## start DATASET RECORDS

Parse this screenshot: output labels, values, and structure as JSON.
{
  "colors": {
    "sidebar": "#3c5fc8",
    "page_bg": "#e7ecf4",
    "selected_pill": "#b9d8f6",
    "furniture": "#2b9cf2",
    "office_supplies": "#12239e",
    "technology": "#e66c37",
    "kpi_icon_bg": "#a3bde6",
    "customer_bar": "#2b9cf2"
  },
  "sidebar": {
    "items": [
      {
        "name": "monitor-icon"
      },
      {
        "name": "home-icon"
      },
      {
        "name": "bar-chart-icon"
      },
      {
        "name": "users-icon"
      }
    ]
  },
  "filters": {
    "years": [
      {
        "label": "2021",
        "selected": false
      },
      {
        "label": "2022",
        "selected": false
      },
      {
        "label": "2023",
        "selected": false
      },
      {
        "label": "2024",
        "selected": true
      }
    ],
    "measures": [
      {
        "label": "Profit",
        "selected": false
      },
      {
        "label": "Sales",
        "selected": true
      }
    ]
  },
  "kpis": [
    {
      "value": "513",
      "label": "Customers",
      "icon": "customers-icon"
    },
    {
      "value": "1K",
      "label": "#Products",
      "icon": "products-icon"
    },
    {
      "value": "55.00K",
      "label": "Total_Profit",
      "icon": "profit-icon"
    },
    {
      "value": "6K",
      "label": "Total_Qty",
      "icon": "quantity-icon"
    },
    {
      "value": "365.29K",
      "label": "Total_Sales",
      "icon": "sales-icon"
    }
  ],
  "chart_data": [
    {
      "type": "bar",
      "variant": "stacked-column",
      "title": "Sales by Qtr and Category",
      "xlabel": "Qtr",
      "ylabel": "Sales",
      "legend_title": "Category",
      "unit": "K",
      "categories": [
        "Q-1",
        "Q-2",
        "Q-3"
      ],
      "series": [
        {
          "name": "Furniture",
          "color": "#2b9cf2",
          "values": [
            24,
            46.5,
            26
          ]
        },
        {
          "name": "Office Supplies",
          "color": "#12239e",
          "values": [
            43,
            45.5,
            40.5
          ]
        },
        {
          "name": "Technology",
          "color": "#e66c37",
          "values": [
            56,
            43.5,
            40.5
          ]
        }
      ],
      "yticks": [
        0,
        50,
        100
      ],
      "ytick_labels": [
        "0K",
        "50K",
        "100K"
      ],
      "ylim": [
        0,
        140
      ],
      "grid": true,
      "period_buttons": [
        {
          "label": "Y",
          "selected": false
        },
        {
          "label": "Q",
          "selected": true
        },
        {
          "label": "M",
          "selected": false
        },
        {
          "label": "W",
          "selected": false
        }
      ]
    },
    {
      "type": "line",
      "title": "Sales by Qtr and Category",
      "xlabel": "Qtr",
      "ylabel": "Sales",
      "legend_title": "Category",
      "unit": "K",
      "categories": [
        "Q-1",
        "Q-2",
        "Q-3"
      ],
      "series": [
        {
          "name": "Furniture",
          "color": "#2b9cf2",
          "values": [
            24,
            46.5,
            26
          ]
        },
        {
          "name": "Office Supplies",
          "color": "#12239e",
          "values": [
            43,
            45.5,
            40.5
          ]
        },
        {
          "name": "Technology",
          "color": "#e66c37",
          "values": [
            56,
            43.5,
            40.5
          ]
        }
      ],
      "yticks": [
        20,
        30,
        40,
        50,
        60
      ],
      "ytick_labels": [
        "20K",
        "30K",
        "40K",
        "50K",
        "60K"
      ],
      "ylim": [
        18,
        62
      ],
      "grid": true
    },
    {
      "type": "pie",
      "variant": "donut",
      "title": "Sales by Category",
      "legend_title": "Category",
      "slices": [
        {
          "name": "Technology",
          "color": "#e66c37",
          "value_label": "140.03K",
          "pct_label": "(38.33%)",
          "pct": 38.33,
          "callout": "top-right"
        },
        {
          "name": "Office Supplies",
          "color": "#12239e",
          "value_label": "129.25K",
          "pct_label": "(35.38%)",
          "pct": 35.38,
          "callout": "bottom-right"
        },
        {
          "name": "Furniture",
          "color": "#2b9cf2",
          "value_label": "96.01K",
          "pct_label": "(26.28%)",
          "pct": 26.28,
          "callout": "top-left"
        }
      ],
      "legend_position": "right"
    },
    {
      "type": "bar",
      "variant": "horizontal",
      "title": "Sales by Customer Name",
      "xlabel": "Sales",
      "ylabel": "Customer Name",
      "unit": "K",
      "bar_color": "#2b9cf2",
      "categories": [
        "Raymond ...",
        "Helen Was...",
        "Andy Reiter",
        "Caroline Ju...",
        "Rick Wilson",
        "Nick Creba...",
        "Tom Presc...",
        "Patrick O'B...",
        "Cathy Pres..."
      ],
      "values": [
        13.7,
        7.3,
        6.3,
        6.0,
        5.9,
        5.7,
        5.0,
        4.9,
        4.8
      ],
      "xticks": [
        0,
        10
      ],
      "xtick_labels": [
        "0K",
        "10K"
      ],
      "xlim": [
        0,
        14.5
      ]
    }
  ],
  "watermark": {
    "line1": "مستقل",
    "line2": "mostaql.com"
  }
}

## end DATASET RECORDS

WHAT TO DO: Extract every line that has the string "true" in it.

COMPLETED EXERCISE:
        "selected": true
        "selected": true
      "grid": true,
          "selected": true
      "grid": true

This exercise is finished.